▶ **Items from a figure collection**
---

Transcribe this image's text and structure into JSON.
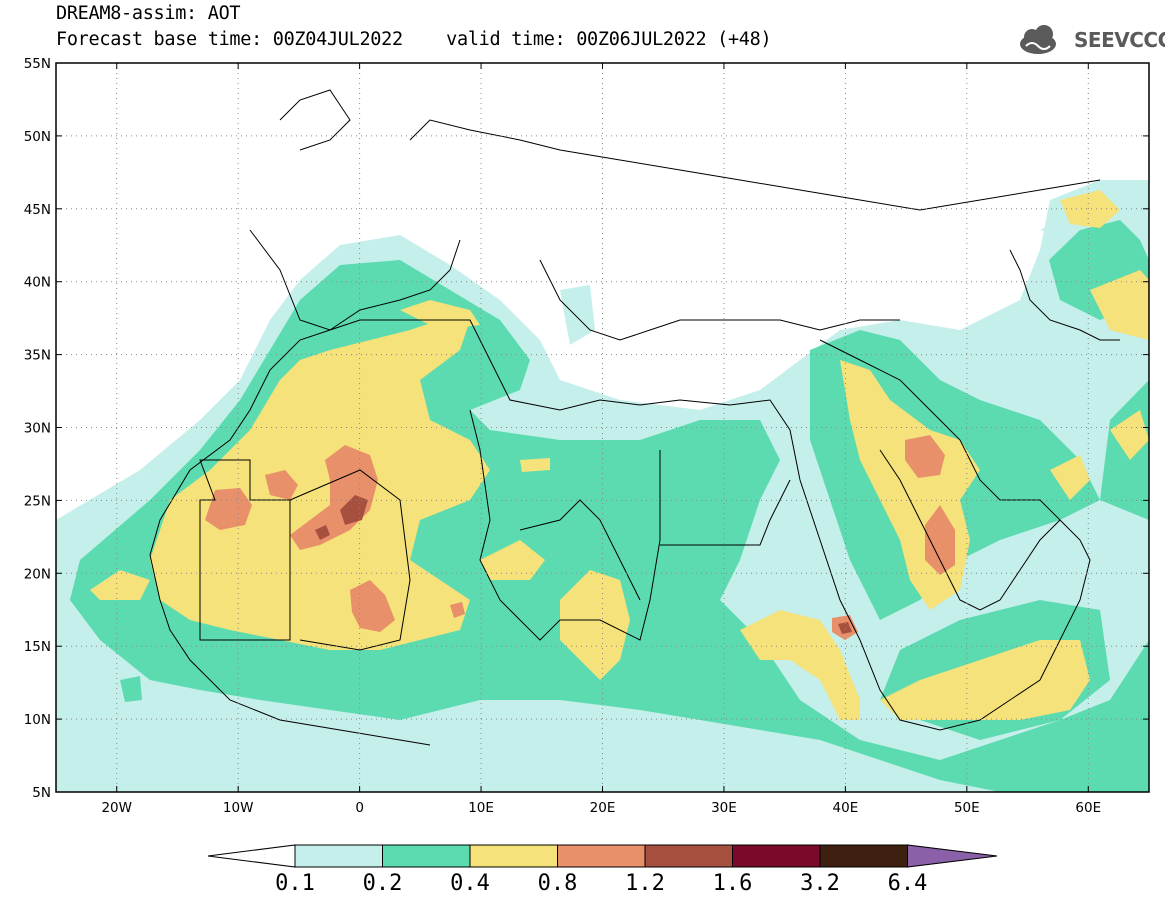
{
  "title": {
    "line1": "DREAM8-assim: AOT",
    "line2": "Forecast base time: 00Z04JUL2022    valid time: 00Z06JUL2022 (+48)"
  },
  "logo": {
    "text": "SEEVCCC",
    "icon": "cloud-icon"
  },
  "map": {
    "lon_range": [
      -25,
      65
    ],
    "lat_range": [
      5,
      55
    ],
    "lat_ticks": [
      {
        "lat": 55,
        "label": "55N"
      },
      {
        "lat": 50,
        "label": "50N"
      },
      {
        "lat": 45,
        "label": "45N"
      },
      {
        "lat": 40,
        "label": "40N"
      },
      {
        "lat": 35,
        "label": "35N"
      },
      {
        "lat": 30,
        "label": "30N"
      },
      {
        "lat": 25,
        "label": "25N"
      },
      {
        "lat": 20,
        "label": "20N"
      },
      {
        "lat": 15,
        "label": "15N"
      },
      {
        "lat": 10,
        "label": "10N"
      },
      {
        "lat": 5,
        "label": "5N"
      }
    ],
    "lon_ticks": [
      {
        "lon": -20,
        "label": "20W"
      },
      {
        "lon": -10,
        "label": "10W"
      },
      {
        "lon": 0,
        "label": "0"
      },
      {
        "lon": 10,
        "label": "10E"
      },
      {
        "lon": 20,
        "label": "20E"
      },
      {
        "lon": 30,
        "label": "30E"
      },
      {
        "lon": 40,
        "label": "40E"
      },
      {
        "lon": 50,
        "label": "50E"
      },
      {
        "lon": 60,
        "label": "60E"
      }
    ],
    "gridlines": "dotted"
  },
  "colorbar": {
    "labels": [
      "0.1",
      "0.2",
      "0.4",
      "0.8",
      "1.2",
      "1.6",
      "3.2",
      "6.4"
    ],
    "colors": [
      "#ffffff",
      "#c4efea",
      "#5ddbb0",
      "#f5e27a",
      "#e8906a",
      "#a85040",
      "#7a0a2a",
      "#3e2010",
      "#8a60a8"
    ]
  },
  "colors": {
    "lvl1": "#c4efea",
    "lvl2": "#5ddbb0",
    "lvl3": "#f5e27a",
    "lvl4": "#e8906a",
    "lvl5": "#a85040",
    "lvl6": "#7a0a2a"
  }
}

---

▶ **Challenge**
Omit every picture, then repeat the remaining data exactly as it appears above.

▶ **Solution for this problem**
Transcribe this image's text and structure into JSON.
{
  "title": {
    "line1": "DREAM8-assim: AOT",
    "line2": "Forecast base time: 00Z04JUL2022    valid time: 00Z06JUL2022 (+48)"
  },
  "logo": {
    "text": "SEEVCCC",
    "icon": "cloud-icon"
  },
  "map": {
    "lon_range": [
      -25,
      65
    ],
    "lat_range": [
      5,
      55
    ],
    "lat_ticks": [
      {
        "lat": 55,
        "label": "55N"
      },
      {
        "lat": 50,
        "label": "50N"
      },
      {
        "lat": 45,
        "label": "45N"
      },
      {
        "lat": 40,
        "label": "40N"
      },
      {
        "lat": 35,
        "label": "35N"
      },
      {
        "lat": 30,
        "label": "30N"
      },
      {
        "lat": 25,
        "label": "25N"
      },
      {
        "lat": 20,
        "label": "20N"
      },
      {
        "lat": 15,
        "label": "15N"
      },
      {
        "lat": 10,
        "label": "10N"
      },
      {
        "lat": 5,
        "label": "5N"
      }
    ],
    "lon_ticks": [
      {
        "lon": -20,
        "label": "20W"
      },
      {
        "lon": -10,
        "label": "10W"
      },
      {
        "lon": 0,
        "label": "0"
      },
      {
        "lon": 10,
        "label": "10E"
      },
      {
        "lon": 20,
        "label": "20E"
      },
      {
        "lon": 30,
        "label": "30E"
      },
      {
        "lon": 40,
        "label": "40E"
      },
      {
        "lon": 50,
        "label": "50E"
      },
      {
        "lon": 60,
        "label": "60E"
      }
    ],
    "gridlines": "dotted"
  },
  "colorbar": {
    "labels": [
      "0.1",
      "0.2",
      "0.4",
      "0.8",
      "1.2",
      "1.6",
      "3.2",
      "6.4"
    ],
    "colors": [
      "#ffffff",
      "#c4efea",
      "#5ddbb0",
      "#f5e27a",
      "#e8906a",
      "#a85040",
      "#7a0a2a",
      "#3e2010",
      "#8a60a8"
    ]
  },
  "colors": {
    "lvl1": "#c4efea",
    "lvl2": "#5ddbb0",
    "lvl3": "#f5e27a",
    "lvl4": "#e8906a",
    "lvl5": "#a85040",
    "lvl6": "#7a0a2a"
  }
}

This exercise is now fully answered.